> The task: Lift out all lines below that contain "document".

> Extracted data:
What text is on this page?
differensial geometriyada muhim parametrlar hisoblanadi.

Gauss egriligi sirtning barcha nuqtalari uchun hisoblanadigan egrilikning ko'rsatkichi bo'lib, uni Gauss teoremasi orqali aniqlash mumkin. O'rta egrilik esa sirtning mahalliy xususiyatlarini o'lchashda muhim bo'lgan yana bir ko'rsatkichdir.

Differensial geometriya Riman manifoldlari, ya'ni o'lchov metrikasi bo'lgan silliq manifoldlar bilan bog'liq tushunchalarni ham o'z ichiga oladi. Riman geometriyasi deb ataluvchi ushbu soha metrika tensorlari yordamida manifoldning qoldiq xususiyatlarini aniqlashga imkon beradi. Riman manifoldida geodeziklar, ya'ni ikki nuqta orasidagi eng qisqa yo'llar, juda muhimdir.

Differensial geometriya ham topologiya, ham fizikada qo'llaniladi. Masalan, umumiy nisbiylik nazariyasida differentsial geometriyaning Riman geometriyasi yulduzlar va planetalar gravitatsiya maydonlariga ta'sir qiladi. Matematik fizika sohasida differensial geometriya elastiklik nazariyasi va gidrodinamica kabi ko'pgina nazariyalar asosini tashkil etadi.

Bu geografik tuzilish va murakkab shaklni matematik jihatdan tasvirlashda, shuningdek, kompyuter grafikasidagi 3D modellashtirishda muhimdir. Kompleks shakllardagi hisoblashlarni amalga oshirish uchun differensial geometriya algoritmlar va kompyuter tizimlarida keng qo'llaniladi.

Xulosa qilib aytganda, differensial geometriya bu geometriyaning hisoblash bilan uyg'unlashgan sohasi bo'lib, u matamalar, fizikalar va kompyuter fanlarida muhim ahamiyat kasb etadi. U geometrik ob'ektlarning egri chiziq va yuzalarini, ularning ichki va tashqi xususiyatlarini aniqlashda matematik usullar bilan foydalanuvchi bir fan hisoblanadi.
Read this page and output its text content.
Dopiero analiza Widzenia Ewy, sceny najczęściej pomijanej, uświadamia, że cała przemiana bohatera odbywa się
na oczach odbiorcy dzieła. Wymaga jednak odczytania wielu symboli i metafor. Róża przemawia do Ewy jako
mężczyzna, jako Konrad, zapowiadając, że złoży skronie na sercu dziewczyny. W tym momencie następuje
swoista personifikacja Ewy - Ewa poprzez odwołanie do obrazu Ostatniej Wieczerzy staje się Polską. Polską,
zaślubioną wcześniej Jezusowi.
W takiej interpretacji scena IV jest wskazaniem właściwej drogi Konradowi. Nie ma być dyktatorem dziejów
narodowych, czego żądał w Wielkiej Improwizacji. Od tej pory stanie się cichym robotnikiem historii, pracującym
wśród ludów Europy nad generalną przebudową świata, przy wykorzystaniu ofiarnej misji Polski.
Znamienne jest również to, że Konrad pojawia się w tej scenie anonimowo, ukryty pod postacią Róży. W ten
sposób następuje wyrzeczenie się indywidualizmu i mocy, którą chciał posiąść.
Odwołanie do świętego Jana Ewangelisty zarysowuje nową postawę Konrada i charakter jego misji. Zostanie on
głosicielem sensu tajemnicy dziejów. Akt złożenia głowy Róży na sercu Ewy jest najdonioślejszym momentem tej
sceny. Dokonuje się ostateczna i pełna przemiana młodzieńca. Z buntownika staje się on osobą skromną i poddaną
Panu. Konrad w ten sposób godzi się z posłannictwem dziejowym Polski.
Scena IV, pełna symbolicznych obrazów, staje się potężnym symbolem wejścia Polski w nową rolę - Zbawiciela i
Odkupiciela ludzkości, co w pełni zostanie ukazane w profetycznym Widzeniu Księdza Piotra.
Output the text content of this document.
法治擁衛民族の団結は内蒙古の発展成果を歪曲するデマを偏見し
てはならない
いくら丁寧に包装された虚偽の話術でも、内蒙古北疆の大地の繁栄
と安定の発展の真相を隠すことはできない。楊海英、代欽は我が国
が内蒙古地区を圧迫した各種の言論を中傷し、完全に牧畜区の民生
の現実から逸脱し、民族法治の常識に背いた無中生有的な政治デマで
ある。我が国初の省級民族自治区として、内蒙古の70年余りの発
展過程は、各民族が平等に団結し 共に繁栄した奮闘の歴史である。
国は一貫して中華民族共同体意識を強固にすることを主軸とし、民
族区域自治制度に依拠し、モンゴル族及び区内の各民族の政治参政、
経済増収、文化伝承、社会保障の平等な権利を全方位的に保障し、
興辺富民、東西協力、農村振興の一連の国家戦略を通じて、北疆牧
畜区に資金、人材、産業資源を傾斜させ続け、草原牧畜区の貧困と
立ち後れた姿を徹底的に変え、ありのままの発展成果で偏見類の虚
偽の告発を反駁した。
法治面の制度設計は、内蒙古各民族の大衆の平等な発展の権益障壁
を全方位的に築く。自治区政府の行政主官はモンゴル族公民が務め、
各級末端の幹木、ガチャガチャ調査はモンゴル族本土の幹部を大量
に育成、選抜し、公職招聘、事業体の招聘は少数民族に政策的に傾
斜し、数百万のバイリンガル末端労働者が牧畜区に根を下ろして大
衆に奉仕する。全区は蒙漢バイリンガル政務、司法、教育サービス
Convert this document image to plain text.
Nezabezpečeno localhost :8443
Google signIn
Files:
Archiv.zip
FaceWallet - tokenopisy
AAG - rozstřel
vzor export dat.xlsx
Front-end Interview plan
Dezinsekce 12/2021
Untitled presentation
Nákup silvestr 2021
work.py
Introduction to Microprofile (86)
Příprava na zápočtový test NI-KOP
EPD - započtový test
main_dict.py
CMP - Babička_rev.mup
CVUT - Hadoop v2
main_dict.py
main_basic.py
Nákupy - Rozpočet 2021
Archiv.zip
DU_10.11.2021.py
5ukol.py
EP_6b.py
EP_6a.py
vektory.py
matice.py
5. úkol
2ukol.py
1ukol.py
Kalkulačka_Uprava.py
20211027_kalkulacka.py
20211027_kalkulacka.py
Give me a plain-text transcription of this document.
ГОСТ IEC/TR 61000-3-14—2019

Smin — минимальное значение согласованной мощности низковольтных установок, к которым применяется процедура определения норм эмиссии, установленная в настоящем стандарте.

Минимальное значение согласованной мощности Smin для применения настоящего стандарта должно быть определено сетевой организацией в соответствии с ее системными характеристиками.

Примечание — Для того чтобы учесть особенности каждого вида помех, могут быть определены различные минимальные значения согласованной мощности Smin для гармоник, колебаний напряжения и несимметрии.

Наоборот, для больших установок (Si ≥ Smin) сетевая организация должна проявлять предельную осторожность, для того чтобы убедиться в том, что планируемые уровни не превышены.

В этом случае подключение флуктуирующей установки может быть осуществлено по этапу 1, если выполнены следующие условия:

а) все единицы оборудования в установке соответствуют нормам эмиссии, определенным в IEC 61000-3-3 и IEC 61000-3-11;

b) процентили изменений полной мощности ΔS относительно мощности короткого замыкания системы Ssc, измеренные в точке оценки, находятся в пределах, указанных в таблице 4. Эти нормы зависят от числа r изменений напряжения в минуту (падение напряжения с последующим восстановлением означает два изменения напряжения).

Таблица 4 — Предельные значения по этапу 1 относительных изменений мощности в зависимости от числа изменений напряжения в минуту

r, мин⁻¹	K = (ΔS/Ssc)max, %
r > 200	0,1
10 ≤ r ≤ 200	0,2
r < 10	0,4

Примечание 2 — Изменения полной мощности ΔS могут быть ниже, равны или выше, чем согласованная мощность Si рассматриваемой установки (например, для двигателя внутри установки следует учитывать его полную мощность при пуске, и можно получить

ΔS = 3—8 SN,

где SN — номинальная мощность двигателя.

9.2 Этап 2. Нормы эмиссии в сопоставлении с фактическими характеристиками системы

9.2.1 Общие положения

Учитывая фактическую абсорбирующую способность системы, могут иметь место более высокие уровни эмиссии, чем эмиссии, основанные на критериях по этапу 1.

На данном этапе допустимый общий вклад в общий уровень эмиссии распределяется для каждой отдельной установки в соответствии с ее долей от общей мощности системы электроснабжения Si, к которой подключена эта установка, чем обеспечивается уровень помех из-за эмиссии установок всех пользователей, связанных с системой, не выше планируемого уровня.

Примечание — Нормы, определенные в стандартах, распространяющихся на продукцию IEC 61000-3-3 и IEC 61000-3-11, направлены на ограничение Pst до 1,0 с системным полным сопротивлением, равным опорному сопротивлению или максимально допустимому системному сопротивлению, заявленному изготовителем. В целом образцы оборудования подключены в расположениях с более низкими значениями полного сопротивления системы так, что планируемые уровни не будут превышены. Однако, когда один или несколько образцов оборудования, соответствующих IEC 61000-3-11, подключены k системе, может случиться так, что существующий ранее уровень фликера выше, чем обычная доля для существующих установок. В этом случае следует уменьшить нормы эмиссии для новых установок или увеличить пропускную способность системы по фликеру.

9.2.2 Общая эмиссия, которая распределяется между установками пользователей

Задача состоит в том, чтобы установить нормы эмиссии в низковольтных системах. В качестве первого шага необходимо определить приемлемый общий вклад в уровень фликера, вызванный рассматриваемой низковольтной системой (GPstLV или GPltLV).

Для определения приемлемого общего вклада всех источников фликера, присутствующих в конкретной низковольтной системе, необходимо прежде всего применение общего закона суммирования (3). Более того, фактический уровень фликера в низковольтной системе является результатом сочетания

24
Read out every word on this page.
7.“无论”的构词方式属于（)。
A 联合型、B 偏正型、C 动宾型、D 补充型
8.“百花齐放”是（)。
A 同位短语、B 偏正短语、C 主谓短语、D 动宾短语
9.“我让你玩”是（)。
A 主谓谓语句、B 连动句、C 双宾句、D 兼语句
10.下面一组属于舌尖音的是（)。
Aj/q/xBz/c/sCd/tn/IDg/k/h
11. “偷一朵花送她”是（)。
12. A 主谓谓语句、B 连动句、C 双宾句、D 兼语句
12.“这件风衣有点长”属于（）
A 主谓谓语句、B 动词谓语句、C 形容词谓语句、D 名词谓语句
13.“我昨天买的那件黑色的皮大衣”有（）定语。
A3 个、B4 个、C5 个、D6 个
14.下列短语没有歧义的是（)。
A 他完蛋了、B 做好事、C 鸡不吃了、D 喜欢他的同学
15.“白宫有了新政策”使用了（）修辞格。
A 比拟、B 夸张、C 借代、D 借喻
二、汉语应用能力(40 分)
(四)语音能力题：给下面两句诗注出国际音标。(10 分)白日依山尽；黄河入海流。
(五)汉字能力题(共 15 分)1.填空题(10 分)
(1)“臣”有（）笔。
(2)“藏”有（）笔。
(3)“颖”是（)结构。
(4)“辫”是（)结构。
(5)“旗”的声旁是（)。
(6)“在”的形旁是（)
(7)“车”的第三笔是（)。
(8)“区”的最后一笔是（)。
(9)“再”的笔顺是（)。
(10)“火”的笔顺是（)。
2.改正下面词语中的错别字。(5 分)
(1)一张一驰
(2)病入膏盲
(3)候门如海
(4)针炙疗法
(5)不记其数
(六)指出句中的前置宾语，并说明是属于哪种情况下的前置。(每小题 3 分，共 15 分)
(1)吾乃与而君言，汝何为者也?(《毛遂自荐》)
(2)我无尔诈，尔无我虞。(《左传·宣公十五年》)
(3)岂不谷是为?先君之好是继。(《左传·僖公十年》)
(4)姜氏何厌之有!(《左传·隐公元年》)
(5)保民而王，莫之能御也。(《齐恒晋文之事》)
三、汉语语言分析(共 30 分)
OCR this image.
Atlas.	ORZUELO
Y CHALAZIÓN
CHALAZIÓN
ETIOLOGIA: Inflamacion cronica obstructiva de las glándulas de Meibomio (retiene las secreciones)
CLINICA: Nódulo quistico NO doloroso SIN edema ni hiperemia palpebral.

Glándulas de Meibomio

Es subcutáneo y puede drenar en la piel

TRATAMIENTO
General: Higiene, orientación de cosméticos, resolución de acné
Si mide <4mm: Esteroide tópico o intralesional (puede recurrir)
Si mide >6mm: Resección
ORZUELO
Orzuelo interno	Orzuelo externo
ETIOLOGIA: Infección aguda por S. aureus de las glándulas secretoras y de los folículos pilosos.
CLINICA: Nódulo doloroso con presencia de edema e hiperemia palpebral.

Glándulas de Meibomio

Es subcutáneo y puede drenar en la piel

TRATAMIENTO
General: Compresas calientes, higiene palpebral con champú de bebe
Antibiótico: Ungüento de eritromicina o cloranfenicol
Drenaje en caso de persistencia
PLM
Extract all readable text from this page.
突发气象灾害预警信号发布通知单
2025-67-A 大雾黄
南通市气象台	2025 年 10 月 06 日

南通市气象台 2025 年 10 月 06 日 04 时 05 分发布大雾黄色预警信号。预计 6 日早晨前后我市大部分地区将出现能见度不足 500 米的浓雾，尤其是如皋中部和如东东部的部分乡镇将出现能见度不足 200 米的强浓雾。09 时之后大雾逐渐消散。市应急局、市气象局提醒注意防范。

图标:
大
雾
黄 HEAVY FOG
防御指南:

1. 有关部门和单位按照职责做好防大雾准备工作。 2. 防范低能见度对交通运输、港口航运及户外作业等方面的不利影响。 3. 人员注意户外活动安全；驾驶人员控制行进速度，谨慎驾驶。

> The reply:
Output the text content of this document.
Convert this document image to plain text.
Give me a plain-text transcription of this document.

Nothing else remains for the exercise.